● **LISTING**:
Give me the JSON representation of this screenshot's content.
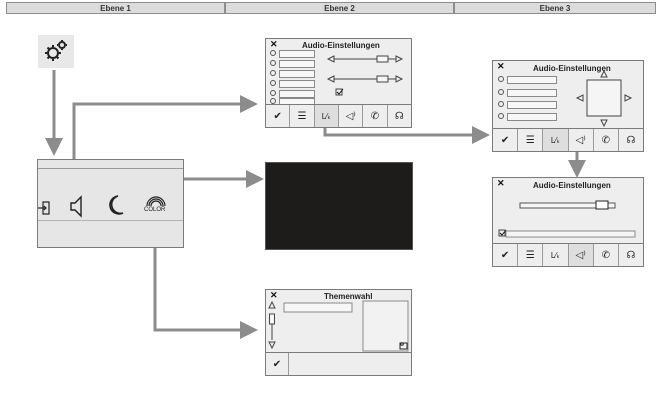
{
  "header": {
    "level1": "Ebene 1",
    "level2": "Ebene 2",
    "level3": "Ebene 3"
  },
  "home_panel": {
    "color_label": "COLOR"
  },
  "audio_panel": {
    "title": "Audio-Einstellungen"
  },
  "balance_panel": {
    "title": "Audio-Einstellungen"
  },
  "volume_panel": {
    "title": "Audio-Einstellungen"
  },
  "theme_panel": {
    "title": "Themenwahl"
  },
  "icons": {
    "settings": "gear-icon",
    "source": "source-input-icon",
    "speaker": "speaker-icon",
    "night": "moon-icon",
    "color": "rainbow-color-icon",
    "confirm": "checkmark-icon",
    "equalizer": "equalizer-icon",
    "loudness": "loudness-icon",
    "sound": "speaker-waves-icon",
    "phone": "phone-icon",
    "voice": "voice-icon",
    "close": "close-icon"
  },
  "colors": {
    "screen_black": "#1e1b1b",
    "arrow_gray": "#8c8c8c",
    "panel_gray": "#eeeeee"
  }
}
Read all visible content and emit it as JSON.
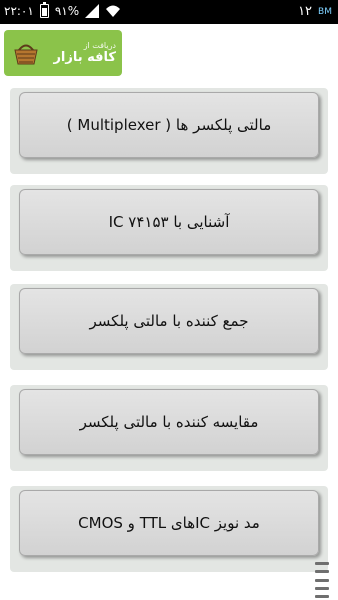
{
  "status_bar": {
    "time": "۲۲:۰۱",
    "battery": "۹۱%",
    "clock_right": "۱۲",
    "app_badge": "BM"
  },
  "store_badge": {
    "small_text": "دریافت از",
    "big_text": "کافه بازار"
  },
  "menu": {
    "items": [
      {
        "label": "مالتی پلکسر ها ( Multiplexer )"
      },
      {
        "label": "آشنایی با IC ۷۴۱۵۳"
      },
      {
        "label": "جمع کننده با مالتی پلکسر"
      },
      {
        "label": "مقایسه کننده با مالتی پلکسر"
      },
      {
        "label": "مد نویز ICهای TTL و CMOS"
      }
    ]
  },
  "colors": {
    "status_bar_bg": "#000000",
    "badge_green": "#8bc34a",
    "card_face": "#d8d8d8",
    "card_back": "#e3e6e3"
  }
}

● **GOAL OF THE EXERCISE**: Print the complete listing exactly, apart from any pictures.

● **THE SOLUTION**:
Give me the JSON representation of this screenshot's content.
{
  "header": {
    "level1": "Ebene 1",
    "level2": "Ebene 2",
    "level3": "Ebene 3"
  },
  "home_panel": {
    "color_label": "COLOR"
  },
  "audio_panel": {
    "title": "Audio-Einstellungen"
  },
  "balance_panel": {
    "title": "Audio-Einstellungen"
  },
  "volume_panel": {
    "title": "Audio-Einstellungen"
  },
  "theme_panel": {
    "title": "Themenwahl"
  },
  "icons": {
    "settings": "gear-icon",
    "source": "source-input-icon",
    "speaker": "speaker-icon",
    "night": "moon-icon",
    "color": "rainbow-color-icon",
    "confirm": "checkmark-icon",
    "equalizer": "equalizer-icon",
    "loudness": "loudness-icon",
    "sound": "speaker-waves-icon",
    "phone": "phone-icon",
    "voice": "voice-icon",
    "close": "close-icon"
  },
  "colors": {
    "screen_black": "#1e1b1b",
    "arrow_gray": "#8c8c8c",
    "panel_gray": "#eeeeee"
  }
}
Read all visible content and emit it as JSON.
{
  "status_bar": {
    "time": "۲۲:۰۱",
    "battery": "۹۱%",
    "clock_right": "۱۲",
    "app_badge": "BM"
  },
  "store_badge": {
    "small_text": "دریافت از",
    "big_text": "کافه بازار"
  },
  "menu": {
    "items": [
      {
        "label": "مالتی پلکسر ها ( Multiplexer )"
      },
      {
        "label": "آشنایی با IC ۷۴۱۵۳"
      },
      {
        "label": "جمع کننده با مالتی پلکسر"
      },
      {
        "label": "مقایسه کننده با مالتی پلکسر"
      },
      {
        "label": "مد نویز ICهای TTL و CMOS"
      }
    ]
  },
  "colors": {
    "status_bar_bg": "#000000",
    "badge_green": "#8bc34a",
    "card_face": "#d8d8d8",
    "card_back": "#e3e6e3"
  }
}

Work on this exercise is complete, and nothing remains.